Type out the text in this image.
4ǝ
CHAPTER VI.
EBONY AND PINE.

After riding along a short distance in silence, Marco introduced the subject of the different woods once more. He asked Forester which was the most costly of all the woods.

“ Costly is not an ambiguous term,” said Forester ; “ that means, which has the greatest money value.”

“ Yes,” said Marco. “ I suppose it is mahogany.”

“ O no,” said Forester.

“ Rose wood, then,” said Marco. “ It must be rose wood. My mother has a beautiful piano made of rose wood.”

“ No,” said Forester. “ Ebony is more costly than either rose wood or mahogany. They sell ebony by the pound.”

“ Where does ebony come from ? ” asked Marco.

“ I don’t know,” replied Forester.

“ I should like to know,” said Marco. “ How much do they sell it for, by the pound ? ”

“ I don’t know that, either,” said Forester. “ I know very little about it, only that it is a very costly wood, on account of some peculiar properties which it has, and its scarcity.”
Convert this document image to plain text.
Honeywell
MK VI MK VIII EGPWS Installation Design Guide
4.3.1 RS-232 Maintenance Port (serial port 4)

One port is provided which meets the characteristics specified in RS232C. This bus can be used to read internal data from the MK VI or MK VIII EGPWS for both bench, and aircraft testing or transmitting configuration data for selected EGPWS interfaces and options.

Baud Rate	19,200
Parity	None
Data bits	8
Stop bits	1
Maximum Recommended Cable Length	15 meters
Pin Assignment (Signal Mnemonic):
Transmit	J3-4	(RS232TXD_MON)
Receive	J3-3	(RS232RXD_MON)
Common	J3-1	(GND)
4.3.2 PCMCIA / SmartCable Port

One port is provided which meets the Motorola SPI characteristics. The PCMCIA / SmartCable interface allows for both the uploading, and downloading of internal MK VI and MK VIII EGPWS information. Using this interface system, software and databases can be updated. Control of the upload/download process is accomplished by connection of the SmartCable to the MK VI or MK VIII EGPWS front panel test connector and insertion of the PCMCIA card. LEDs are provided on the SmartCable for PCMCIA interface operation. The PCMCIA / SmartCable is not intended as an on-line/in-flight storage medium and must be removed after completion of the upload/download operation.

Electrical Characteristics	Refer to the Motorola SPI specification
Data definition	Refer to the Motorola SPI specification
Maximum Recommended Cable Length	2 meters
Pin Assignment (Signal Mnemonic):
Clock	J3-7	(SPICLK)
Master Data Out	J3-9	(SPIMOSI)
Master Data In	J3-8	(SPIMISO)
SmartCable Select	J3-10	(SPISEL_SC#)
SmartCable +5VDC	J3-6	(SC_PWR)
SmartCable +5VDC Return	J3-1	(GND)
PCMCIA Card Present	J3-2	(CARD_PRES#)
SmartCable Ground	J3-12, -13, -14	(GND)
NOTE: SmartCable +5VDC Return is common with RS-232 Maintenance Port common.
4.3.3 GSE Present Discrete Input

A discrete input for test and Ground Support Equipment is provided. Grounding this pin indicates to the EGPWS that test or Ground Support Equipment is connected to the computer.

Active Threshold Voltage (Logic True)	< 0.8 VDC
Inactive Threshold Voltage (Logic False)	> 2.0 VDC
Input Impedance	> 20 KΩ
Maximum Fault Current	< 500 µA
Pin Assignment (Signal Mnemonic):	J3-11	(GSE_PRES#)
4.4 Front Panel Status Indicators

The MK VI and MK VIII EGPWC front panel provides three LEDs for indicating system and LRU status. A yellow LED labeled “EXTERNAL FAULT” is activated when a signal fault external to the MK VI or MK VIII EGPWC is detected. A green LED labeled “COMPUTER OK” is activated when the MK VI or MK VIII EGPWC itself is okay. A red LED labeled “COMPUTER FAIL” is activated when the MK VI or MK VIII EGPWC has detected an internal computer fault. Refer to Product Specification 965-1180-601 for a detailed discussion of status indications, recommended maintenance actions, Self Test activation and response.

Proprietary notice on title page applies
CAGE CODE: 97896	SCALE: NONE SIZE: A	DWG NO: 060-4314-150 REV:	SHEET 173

━━━━━━

**SET TASK:**
Find each line with the string "asked" and copy it out.

**RESPONSE FOR THIS EXERCISE:**
After riding along a short distance in silence, Marco introduced the subject of the different woods once more. He asked Forester which was the most costly of all the woods.
“ Where does ebony come from ? ” asked Marco.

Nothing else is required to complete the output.